**WHAT YOU WILL DO:** Leave the pictures out and quote only the lines from the one with "Serialize everything readable" down to the end of the listing below.
** begin GIVEN DATA **
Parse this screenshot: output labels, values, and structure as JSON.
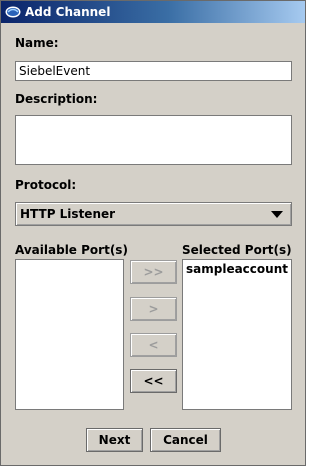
{
  "window": {
    "title": "Add Channel"
  },
  "form": {
    "name_label": "Name:",
    "name_value": "SiebelEvent",
    "description_label": "Description:",
    "description_value": "",
    "protocol_label": "Protocol:",
    "protocol_selected": "HTTP Listener"
  },
  "ports": {
    "available_label": "Available Port(s)",
    "selected_label": "Selected Port(s)",
    "available_items": [],
    "selected_items": [
      "sampleaccount"
    ],
    "buttons": {
      "add_all": ">>",
      "add": ">",
      "remove": "<",
      "remove_all": "<<"
    }
  },
  "footer": {
    "next_label": "Next",
    "cancel_label": "Cancel"
  },
  "colors": {
    "titlebar_start": "#0a246a",
    "titlebar_end": "#a6caf0",
    "window_bg": "#d4d0c8"
  }
}
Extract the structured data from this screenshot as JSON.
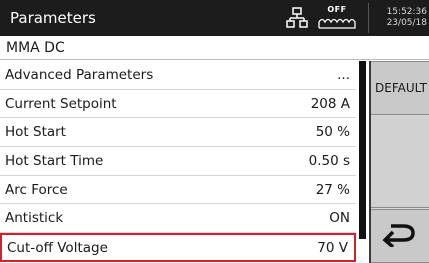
{
  "header": {
    "title": "Parameters",
    "network_icon": "network-icon",
    "arc_status": "OFF",
    "time": "15:52:36",
    "date": "23/05/18"
  },
  "process": {
    "name": "MMA DC"
  },
  "parameters": [
    {
      "label": "Advanced Parameters",
      "value": "..."
    },
    {
      "label": "Current Setpoint",
      "value": "208 A"
    },
    {
      "label": "Hot Start",
      "value": "50 %"
    },
    {
      "label": "Hot Start Time",
      "value": "0.50 s"
    },
    {
      "label": "Arc Force",
      "value": "27 %"
    },
    {
      "label": "Antistick",
      "value": "ON"
    },
    {
      "label": "Cut-off Voltage",
      "value": "70 V"
    }
  ],
  "selected_index": 6,
  "side_buttons": {
    "default_label": "DEFAULT",
    "back_icon": "return-arrow-icon"
  },
  "colors": {
    "titlebar_bg": "#1c1c1c",
    "selection_border": "#d4202a",
    "side_panel": "#d9d9d9"
  }
}
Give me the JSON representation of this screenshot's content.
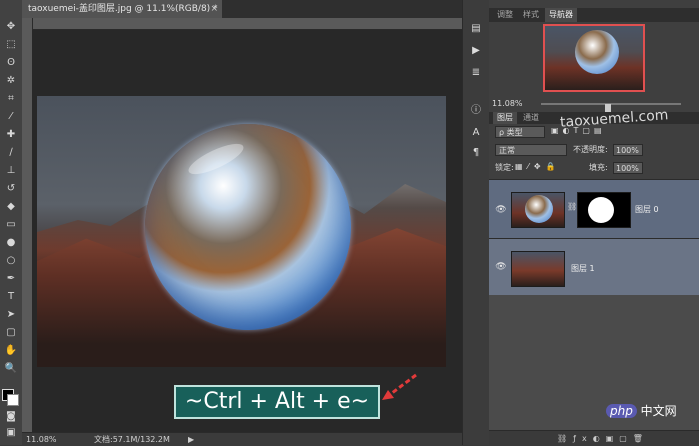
{
  "document": {
    "tab_title": "taoxuemei-盖印图层.jpg @ 11.1%(RGB/8) *",
    "close_glyph": "×",
    "status_zoom": "11.08%",
    "status_doc": "文档:57.1M/132.2M",
    "status_arrow": "▶"
  },
  "overlay": {
    "shortcut": "~Ctrl + Alt + e~",
    "watermark": "taoxuemel.com",
    "php_badge": "php",
    "php_label": "中文网"
  },
  "top_panel": {
    "tabs": [
      "调整",
      "样式",
      "导航器"
    ],
    "active_tab": "导航器",
    "zoom": "11.08%"
  },
  "layers_panel": {
    "tabs": [
      "图层",
      "通道"
    ],
    "kind_filter": "ρ 类型",
    "blend_mode": "正常",
    "opacity_label": "不透明度:",
    "opacity_value": "100%",
    "lock_label": "锁定:",
    "fill_label": "填充:",
    "fill_value": "100%",
    "layers": [
      {
        "name": "图层 0",
        "selected": true,
        "has_mask": true
      },
      {
        "name": "图层 1",
        "selected": false,
        "has_mask": false
      }
    ]
  },
  "icons": {
    "tools": [
      "move-tool-icon",
      "marquee-tool-icon",
      "lasso-tool-icon",
      "magic-wand-icon",
      "crop-tool-icon",
      "eyedropper-icon",
      "healing-brush-icon",
      "brush-icon",
      "clone-stamp-icon",
      "history-brush-icon",
      "eraser-icon",
      "gradient-icon",
      "blur-icon",
      "dodge-icon",
      "pen-icon",
      "type-icon",
      "path-select-icon",
      "shape-icon",
      "hand-icon",
      "zoom-icon"
    ]
  },
  "colors": {
    "accent_red": "#e05050",
    "shortcut_bg": "#18605a",
    "layer_selected": "#5f6b80"
  }
}
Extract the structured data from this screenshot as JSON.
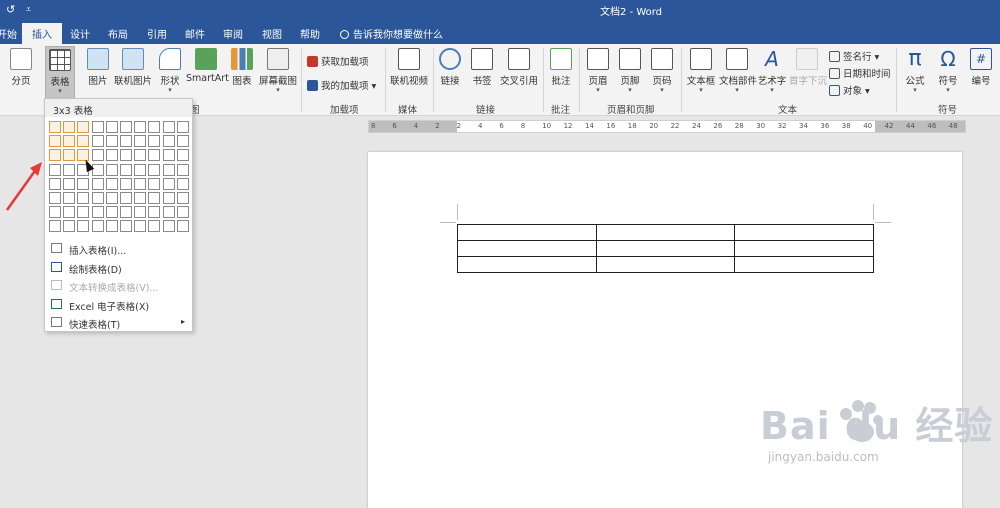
{
  "titlebar": {
    "undo_glyph": "↺",
    "qa_glyph": "⩡",
    "doc_title": "文档2  -  Word"
  },
  "tabs": [
    {
      "label": "开始"
    },
    {
      "label": "插入"
    },
    {
      "label": "设计"
    },
    {
      "label": "布局"
    },
    {
      "label": "引用"
    },
    {
      "label": "邮件"
    },
    {
      "label": "审阅"
    },
    {
      "label": "视图"
    },
    {
      "label": "帮助"
    }
  ],
  "tellme": "告诉我你想要做什么",
  "ribbon": {
    "page_break": "分页",
    "table": "表格",
    "picture": "图片",
    "online_picture": "联机图片",
    "shapes": "形状",
    "smartart": "SmartArt",
    "chart": "图表",
    "screenshot": "屏幕截图",
    "get_addins": "获取加载项",
    "my_addins": "我的加载项",
    "online_video": "联机视频",
    "link": "链接",
    "bookmark": "书签",
    "cross_ref": "交叉引用",
    "comment": "批注",
    "header": "页眉",
    "footer": "页脚",
    "page_number": "页码",
    "textbox": "文本框",
    "quick_parts": "文档部件",
    "wordart": "艺术字",
    "dropcap": "首字下沉",
    "signature": "签名行",
    "datetime": "日期和时间",
    "object": "对象",
    "equation": "公式",
    "symbol": "符号",
    "numbering": "编号",
    "pi_glyph": "π",
    "omega_glyph": "Ω",
    "hash_glyph": "#",
    "groups": {
      "illustrations_tail": "图",
      "addins": "加载项",
      "media": "媒体",
      "links": "链接",
      "comments": "批注",
      "header_footer": "页眉和页脚",
      "text": "文本",
      "symbols": "符号"
    }
  },
  "ruler_ticks": [
    "8",
    "6",
    "4",
    "2",
    "2",
    "4",
    "6",
    "8",
    "10",
    "12",
    "14",
    "16",
    "18",
    "20",
    "22",
    "24",
    "26",
    "28",
    "30",
    "32",
    "34",
    "36",
    "38",
    "40",
    "42",
    "44",
    "46",
    "48"
  ],
  "table_menu": {
    "header": "3x3 表格",
    "grid_cols": 10,
    "grid_rows": 8,
    "selected_cols": 3,
    "selected_rows": 3,
    "items": [
      {
        "label": "插入表格(I)...",
        "disabled": false
      },
      {
        "label": "绘制表格(D)",
        "disabled": false
      },
      {
        "label": "文本转换成表格(V)...",
        "disabled": true
      },
      {
        "label": "Excel 电子表格(X)",
        "disabled": false
      },
      {
        "label": "快速表格(T)",
        "disabled": false,
        "submenu_glyph": "▸"
      }
    ]
  },
  "document": {
    "table_rows": 3,
    "table_cols": 3
  },
  "watermark": {
    "logo": "Bai du 经验",
    "url": "jingyan.baidu.com"
  },
  "colors": {
    "brand": "#2b579a",
    "grid_highlight": "#e8963a",
    "arrow": "#e53935"
  }
}
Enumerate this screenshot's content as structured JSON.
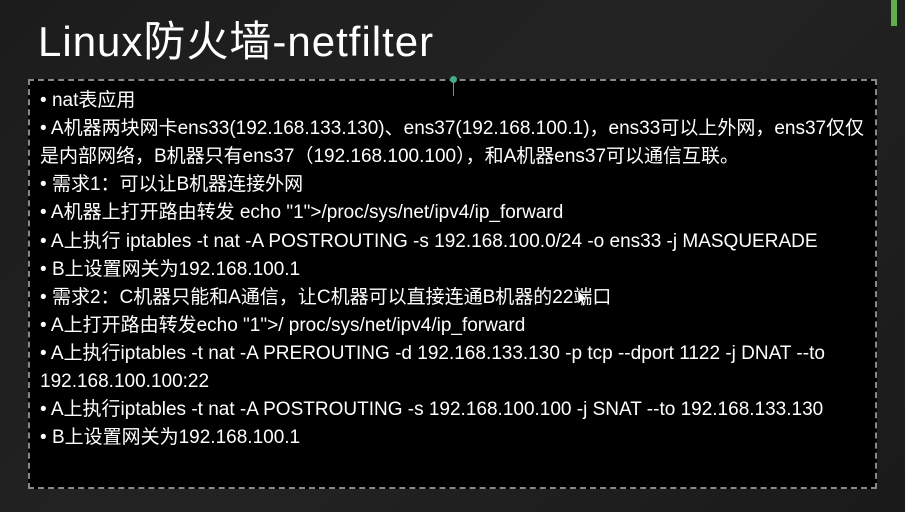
{
  "title": "Linux防火墙-netfilter",
  "bullets": [
    "nat表应用",
    "A机器两块网卡ens33(192.168.133.130)、ens37(192.168.100.1)，ens33可以上外网，ens37仅仅是内部网络，B机器只有ens37（192.168.100.100），和A机器ens37可以通信互联。",
    "需求1：可以让B机器连接外网",
    "A机器上打开路由转发 echo \"1\">/proc/sys/net/ipv4/ip_forward",
    "A上执行 iptables -t nat -A POSTROUTING -s 192.168.100.0/24 -o ens33 -j MASQUERADE",
    "B上设置网关为192.168.100.1",
    "需求2：C机器只能和A通信，让C机器可以直接连通B机器的22端口",
    "A上打开路由转发echo \"1\">/ proc/sys/net/ipv4/ip_forward",
    " A上执行iptables -t nat -A PREROUTING -d 192.168.133.130 -p tcp --dport 1122 -j DNAT --to 192.168.100.100:22",
    " A上执行iptables -t nat -A POSTROUTING -s 192.168.100.100 -j SNAT --to 192.168.133.130",
    "B上设置网关为192.168.100.1"
  ]
}
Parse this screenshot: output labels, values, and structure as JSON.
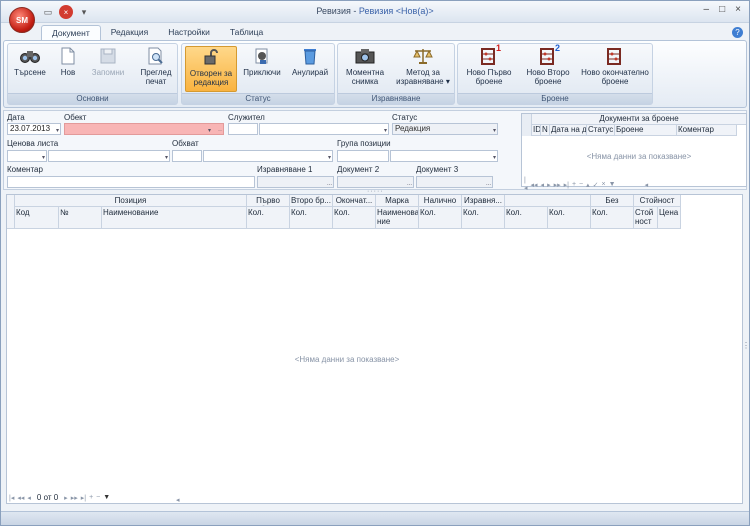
{
  "titlebar": {
    "app_logo": "SM",
    "title_app": "Ревизия",
    "title_sep": " - ",
    "title_doc": "Ревизия <Нов(а)>",
    "minimize": "–",
    "maximize": "□",
    "close": "×"
  },
  "tabs": [
    "Документ",
    "Редакция",
    "Настройки",
    "Таблица"
  ],
  "ribbon": {
    "groups": {
      "basic": "Основни",
      "status": "Статус",
      "balance": "Изравняване",
      "count": "Броене"
    },
    "buttons": {
      "search": "Търсене",
      "new": "Нов",
      "save": "Запомни",
      "preview1": "Преглед",
      "preview2": "печат",
      "open1": "Отворен за",
      "open2": "редакция",
      "finish": "Приключи",
      "cancel": "Анулирай",
      "snapshot1": "Моментна",
      "snapshot2": "снимка",
      "method1": "Метод за",
      "method2": "изравняване",
      "first1": "Ново Първо",
      "first2": "броене",
      "second1": "Ново Второ",
      "second2": "броене",
      "final1": "Ново окончателно",
      "final2": "броене",
      "badge1": "1",
      "badge2": "2"
    }
  },
  "form": {
    "date_label": "Дата",
    "date_value": "23.07.2013",
    "object_label": "Обект",
    "employee_label": "Служител",
    "status_label": "Статус",
    "status_value": "Редакция",
    "pricelist_label": "Ценова листа",
    "scope_label": "Обхват",
    "group_label": "Група позиции",
    "comment_label": "Коментар",
    "balance1_label": "Изравняване 1",
    "doc2_label": "Документ 2",
    "doc3_label": "Документ 3",
    "ellipsis": "..."
  },
  "count_docs": {
    "caption": "Документи за броене",
    "columns": [
      "ID",
      "N",
      "Дата на д",
      "Статус",
      "Броене",
      "Коментар"
    ],
    "empty": "<Няма данни за показване>"
  },
  "main_grid": {
    "band_headers": [
      "Позиция",
      "Първо бр...",
      "Второ бр...",
      "Окончат...",
      "Марка",
      "Налично",
      "Изравня...",
      "",
      "Без Изра...",
      "Стойност"
    ],
    "columns": [
      "Код",
      "№",
      "Наименование",
      "Кол.",
      "Кол.",
      "Кол.",
      "Наименова ние",
      "Кол.",
      "Кол.",
      "Кол.",
      "Кол.",
      "Кол.",
      "Стой ност",
      "Цена"
    ],
    "empty": "<Няма данни за показване>",
    "pager": "0 от 0"
  }
}
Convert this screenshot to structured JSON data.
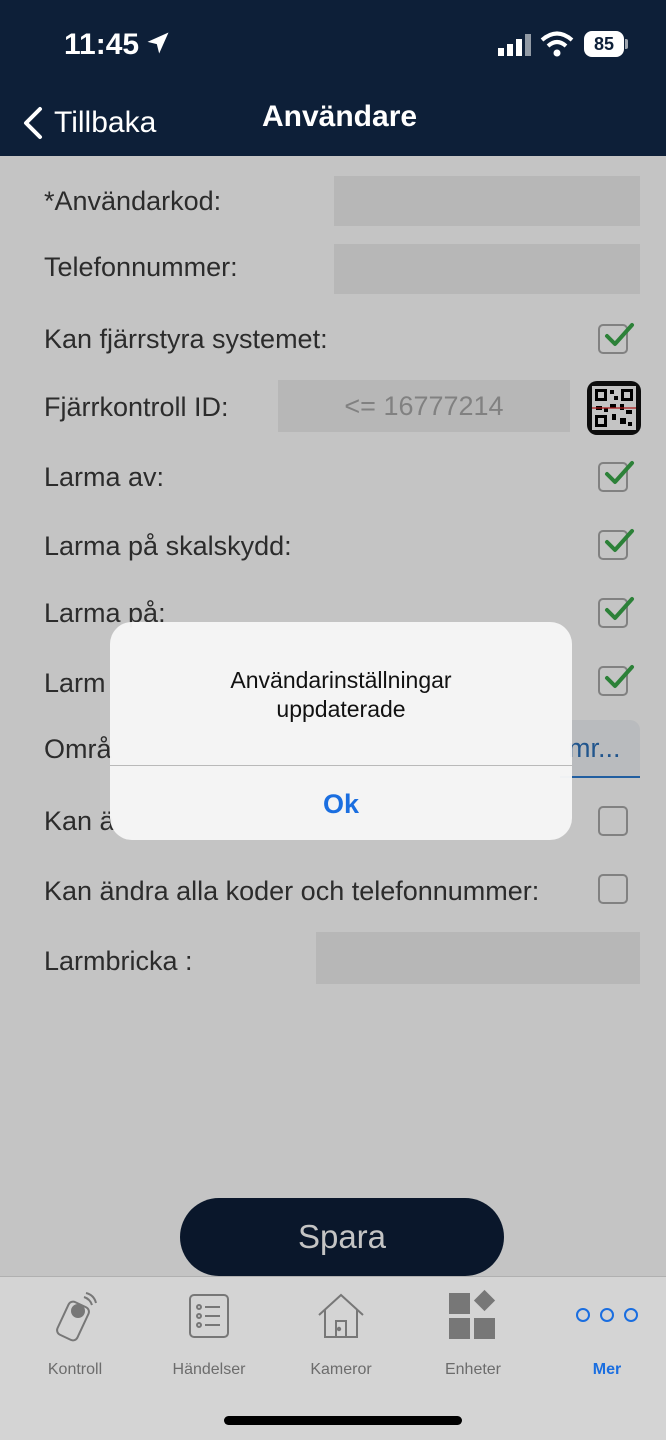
{
  "status_bar": {
    "time": "11:45",
    "battery": "85",
    "location_icon": "location-arrow-icon",
    "signal_icon": "cellular-signal-icon",
    "wifi_icon": "wifi-icon"
  },
  "nav": {
    "back_label": "Tillbaka",
    "title": "Användare"
  },
  "form": {
    "user_code_label": "*Användarkod:",
    "user_code_value": "",
    "phone_label": "Telefonnummer:",
    "phone_value": "",
    "remote_control_label": "Kan fjärrstyra systemet:",
    "remote_control_checked": true,
    "remote_id_label": "Fjärrkontroll ID:",
    "remote_id_placeholder": "<= 16777214",
    "disarm_label": "Larma av:",
    "disarm_checked": true,
    "arm_shell_label": "Larma på skalskydd:",
    "arm_shell_checked": true,
    "arm_label": "Larma på:",
    "arm_checked": true,
    "row4_label_visible": "Larm",
    "row4_checked": true,
    "area_label_visible": "Områ",
    "area_select_visible": "mr...",
    "can_change_visible": "Kan ä",
    "can_change_checked": false,
    "can_change_all_label": "Kan ändra alla koder och telefonnummer:",
    "can_change_all_checked": false,
    "tag_label": "Larmbricka :",
    "tag_value": ""
  },
  "save_button": "Spara",
  "alert": {
    "message_line1": "Användarinställningar",
    "message_line2": "uppdaterade",
    "ok_label": "Ok"
  },
  "tabs": [
    {
      "label": "Kontroll",
      "icon": "remote-control-icon",
      "active": false
    },
    {
      "label": "Händelser",
      "icon": "list-icon",
      "active": false
    },
    {
      "label": "Kameror",
      "icon": "house-icon",
      "active": false
    },
    {
      "label": "Enheter",
      "icon": "devices-icon",
      "active": false
    },
    {
      "label": "Mer",
      "icon": "more-icon",
      "active": true
    }
  ],
  "colors": {
    "navy": "#0d1f38",
    "accent": "#1a6ee0",
    "check_green": "#3aa84a"
  }
}
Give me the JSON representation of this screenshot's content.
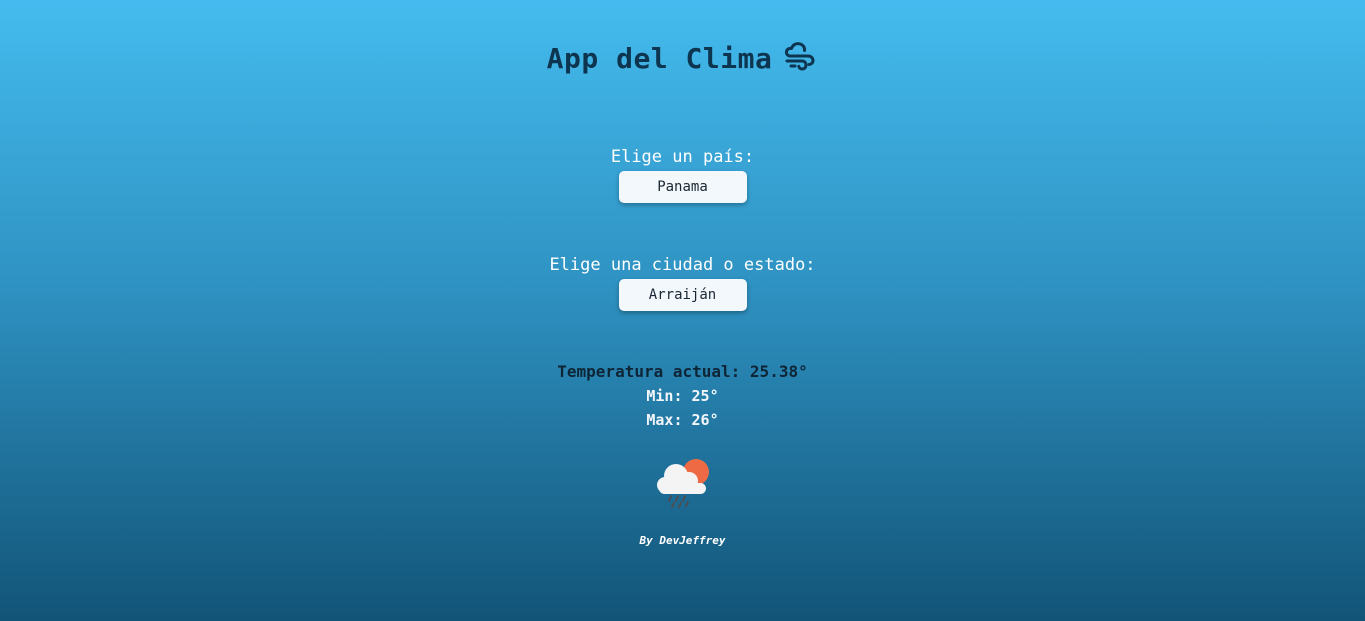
{
  "header": {
    "title": "App del Clima",
    "icon": "wind-cloud-icon",
    "title_color": "#0e3550"
  },
  "country": {
    "label": "Elige un país:",
    "selected": "Panama"
  },
  "city": {
    "label": "Elige una ciudad o estado:",
    "selected": "Arraiján"
  },
  "weather": {
    "current": "Temperatura actual: 25.38°",
    "min": "Min: 25°",
    "max": "Max: 26°",
    "icon": "sun-cloud-rain-icon"
  },
  "footer": {
    "credit": "By DevJeffrey"
  },
  "colors": {
    "bg_top": "#44bbee",
    "bg_bottom": "#125478",
    "sun": "#ee6a44"
  }
}
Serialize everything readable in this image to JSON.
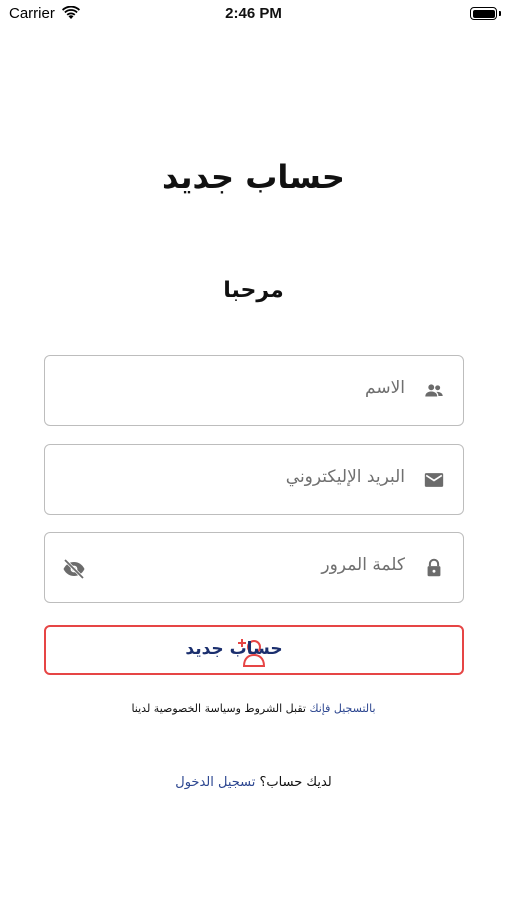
{
  "status_bar": {
    "carrier": "Carrier",
    "time": "2:46 PM"
  },
  "page": {
    "title": "حساب جديد",
    "welcome": "مرحبا"
  },
  "form": {
    "name_placeholder": "الاسم",
    "email_placeholder": "البريد الإليكتروني",
    "password_placeholder": "كلمة المرور",
    "name_icon": "people-icon",
    "email_icon": "mail-icon",
    "password_icon": "lock-icon",
    "toggle_icon": "eye-off-icon"
  },
  "register_button": {
    "label": "حساب جديد",
    "icon": "add-user-icon",
    "border_color": "#e64545",
    "text_color": "#1b2f6e"
  },
  "terms": {
    "prefix_link": "بالتسجيل فإنك",
    "text": "تقبل الشروط وسياسة الخصوصية لدينا"
  },
  "login_prompt": {
    "question": "لديك حساب؟",
    "link": "تسجيل الدخول"
  },
  "colors": {
    "link": "#2c4690",
    "field_border": "#bdbdbd"
  }
}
** end GIVEN DATA **
**ANSWER TO THIS PROBLEM:**
Serialize everything readable in this image to JSON.
{
  "status_bar": {
    "carrier": "Carrier",
    "time": "2:46 PM"
  },
  "page": {
    "title": "حساب جديد",
    "welcome": "مرحبا"
  },
  "form": {
    "name_placeholder": "الاسم",
    "email_placeholder": "البريد الإليكتروني",
    "password_placeholder": "كلمة المرور",
    "name_icon": "people-icon",
    "email_icon": "mail-icon",
    "password_icon": "lock-icon",
    "toggle_icon": "eye-off-icon"
  },
  "register_button": {
    "label": "حساب جديد",
    "icon": "add-user-icon",
    "border_color": "#e64545",
    "text_color": "#1b2f6e"
  },
  "terms": {
    "prefix_link": "بالتسجيل فإنك",
    "text": "تقبل الشروط وسياسة الخصوصية لدينا"
  },
  "login_prompt": {
    "question": "لديك حساب؟",
    "link": "تسجيل الدخول"
  },
  "colors": {
    "link": "#2c4690",
    "field_border": "#bdbdbd"
  }
}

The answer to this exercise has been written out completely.